■ PROBLEM REQUIREMENTS: Quote the whole listing below word for word, every line of it.

— BEGIN —

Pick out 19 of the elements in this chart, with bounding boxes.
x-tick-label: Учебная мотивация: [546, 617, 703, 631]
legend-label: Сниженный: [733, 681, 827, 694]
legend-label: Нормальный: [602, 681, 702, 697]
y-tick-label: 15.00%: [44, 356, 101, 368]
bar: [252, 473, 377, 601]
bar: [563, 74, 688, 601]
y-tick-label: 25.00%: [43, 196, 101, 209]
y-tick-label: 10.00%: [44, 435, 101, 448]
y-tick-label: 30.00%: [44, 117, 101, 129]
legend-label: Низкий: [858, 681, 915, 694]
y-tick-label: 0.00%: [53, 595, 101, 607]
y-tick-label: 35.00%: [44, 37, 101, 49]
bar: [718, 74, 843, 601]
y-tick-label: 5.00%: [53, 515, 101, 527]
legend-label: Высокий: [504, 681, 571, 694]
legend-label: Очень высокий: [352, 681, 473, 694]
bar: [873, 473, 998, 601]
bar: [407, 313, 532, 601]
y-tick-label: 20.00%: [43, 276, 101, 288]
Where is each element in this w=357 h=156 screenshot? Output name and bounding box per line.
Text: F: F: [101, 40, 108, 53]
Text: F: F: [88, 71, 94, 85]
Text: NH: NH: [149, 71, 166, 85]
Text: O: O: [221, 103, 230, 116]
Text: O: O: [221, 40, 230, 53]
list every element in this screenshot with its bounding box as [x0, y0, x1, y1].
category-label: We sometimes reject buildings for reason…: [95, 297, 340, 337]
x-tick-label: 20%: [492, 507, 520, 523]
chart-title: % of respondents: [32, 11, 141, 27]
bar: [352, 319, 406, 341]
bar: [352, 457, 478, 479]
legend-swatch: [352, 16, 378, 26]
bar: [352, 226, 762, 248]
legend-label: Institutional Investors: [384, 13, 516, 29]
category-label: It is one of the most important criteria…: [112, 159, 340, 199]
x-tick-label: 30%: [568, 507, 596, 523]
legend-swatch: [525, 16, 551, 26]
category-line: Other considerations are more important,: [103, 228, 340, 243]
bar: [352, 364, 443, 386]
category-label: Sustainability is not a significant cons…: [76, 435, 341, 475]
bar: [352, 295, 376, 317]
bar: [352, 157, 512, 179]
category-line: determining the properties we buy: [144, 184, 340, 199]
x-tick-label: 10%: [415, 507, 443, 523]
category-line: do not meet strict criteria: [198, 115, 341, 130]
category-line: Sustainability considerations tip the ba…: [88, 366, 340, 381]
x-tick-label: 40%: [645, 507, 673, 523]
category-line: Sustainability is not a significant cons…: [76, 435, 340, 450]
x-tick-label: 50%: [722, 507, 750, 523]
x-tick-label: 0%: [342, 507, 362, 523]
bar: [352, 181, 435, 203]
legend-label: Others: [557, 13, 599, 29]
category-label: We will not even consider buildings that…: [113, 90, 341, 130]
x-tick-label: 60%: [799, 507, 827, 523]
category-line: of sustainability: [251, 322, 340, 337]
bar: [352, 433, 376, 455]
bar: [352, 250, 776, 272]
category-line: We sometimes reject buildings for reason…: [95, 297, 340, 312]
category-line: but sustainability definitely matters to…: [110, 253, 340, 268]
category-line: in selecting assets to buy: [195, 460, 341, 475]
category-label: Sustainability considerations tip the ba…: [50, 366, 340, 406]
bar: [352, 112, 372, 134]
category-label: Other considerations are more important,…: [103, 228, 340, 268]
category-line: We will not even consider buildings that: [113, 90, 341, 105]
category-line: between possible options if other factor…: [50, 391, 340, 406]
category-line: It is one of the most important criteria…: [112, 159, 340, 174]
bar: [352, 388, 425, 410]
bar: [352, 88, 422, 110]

— END —

■ EXERCISE SOLUTION:
Pick out 19 of the elements in this chart, with bounding boxes.
x-tick-label: Учебная мотивация: [546, 617, 703, 631]
legend-label: Сниженный: [733, 681, 827, 694]
legend-label: Нормальный: [602, 681, 702, 697]
y-tick-label: 15.00%: [44, 356, 101, 368]
bar: [252, 473, 377, 601]
bar: [563, 74, 688, 601]
y-tick-label: 25.00%: [43, 196, 101, 209]
y-tick-label: 10.00%: [44, 435, 101, 448]
y-tick-label: 30.00%: [44, 117, 101, 129]
legend-label: Низкий: [858, 681, 915, 694]
y-tick-label: 0.00%: [53, 595, 101, 607]
y-tick-label: 35.00%: [44, 37, 101, 49]
bar: [718, 74, 843, 601]
y-tick-label: 5.00%: [53, 515, 101, 527]
legend-label: Высокий: [504, 681, 571, 694]
legend-label: Очень высокий: [352, 681, 473, 694]
bar: [873, 473, 998, 601]
bar: [407, 313, 532, 601]
y-tick-label: 20.00%: [43, 276, 101, 288]
Where is each element in this w=357 h=156 screenshot? Output name and bounding box per line.
Text: F: F: [101, 40, 108, 53]
Text: F: F: [88, 71, 94, 85]
Text: NH: NH: [149, 71, 166, 85]
Text: O: O: [221, 103, 230, 116]
Text: O: O: [221, 40, 230, 53]
list every element in this screenshot with its bounding box as [x0, y0, x1, y1].
category-label: We sometimes reject buildings for reason…: [95, 297, 340, 337]
x-tick-label: 20%: [492, 507, 520, 523]
chart-title: % of respondents: [32, 11, 141, 27]
bar: [352, 319, 406, 341]
bar: [352, 457, 478, 479]
legend-swatch: [352, 16, 378, 26]
bar: [352, 226, 762, 248]
legend-label: Institutional Investors: [384, 13, 516, 29]
category-label: It is one of the most important criteria…: [112, 159, 340, 199]
x-tick-label: 30%: [568, 507, 596, 523]
legend-swatch: [525, 16, 551, 26]
category-line: Other considerations are more important,: [103, 228, 340, 243]
bar: [352, 364, 443, 386]
category-label: Sustainability is not a significant cons…: [76, 435, 341, 475]
bar: [352, 295, 376, 317]
bar: [352, 157, 512, 179]
category-line: determining the properties we buy: [144, 184, 340, 199]
x-tick-label: 10%: [415, 507, 443, 523]
category-line: do not meet strict criteria: [198, 115, 341, 130]
category-line: Sustainability considerations tip the ba…: [88, 366, 340, 381]
x-tick-label: 40%: [645, 507, 673, 523]
category-line: Sustainability is not a significant cons…: [76, 435, 340, 450]
x-tick-label: 50%: [722, 507, 750, 523]
x-tick-label: 0%: [342, 507, 362, 523]
bar: [352, 181, 435, 203]
legend-label: Others: [557, 13, 599, 29]
category-label: We will not even consider buildings that…: [113, 90, 341, 130]
x-tick-label: 60%: [799, 507, 827, 523]
category-line: of sustainability: [251, 322, 340, 337]
bar: [352, 433, 376, 455]
bar: [352, 250, 776, 272]
category-line: We sometimes reject buildings for reason…: [95, 297, 340, 312]
category-line: but sustainability definitely matters to…: [110, 253, 340, 268]
category-line: in selecting assets to buy: [195, 460, 341, 475]
category-label: Sustainability considerations tip the ba…: [50, 366, 340, 406]
bar: [352, 112, 372, 134]
category-label: Other considerations are more important,…: [103, 228, 340, 268]
category-line: We will not even consider buildings that: [113, 90, 341, 105]
category-line: between possible options if other factor…: [50, 391, 340, 406]
category-line: It is one of the most important criteria…: [112, 159, 340, 174]
bar: [352, 388, 425, 410]
bar: [352, 88, 422, 110]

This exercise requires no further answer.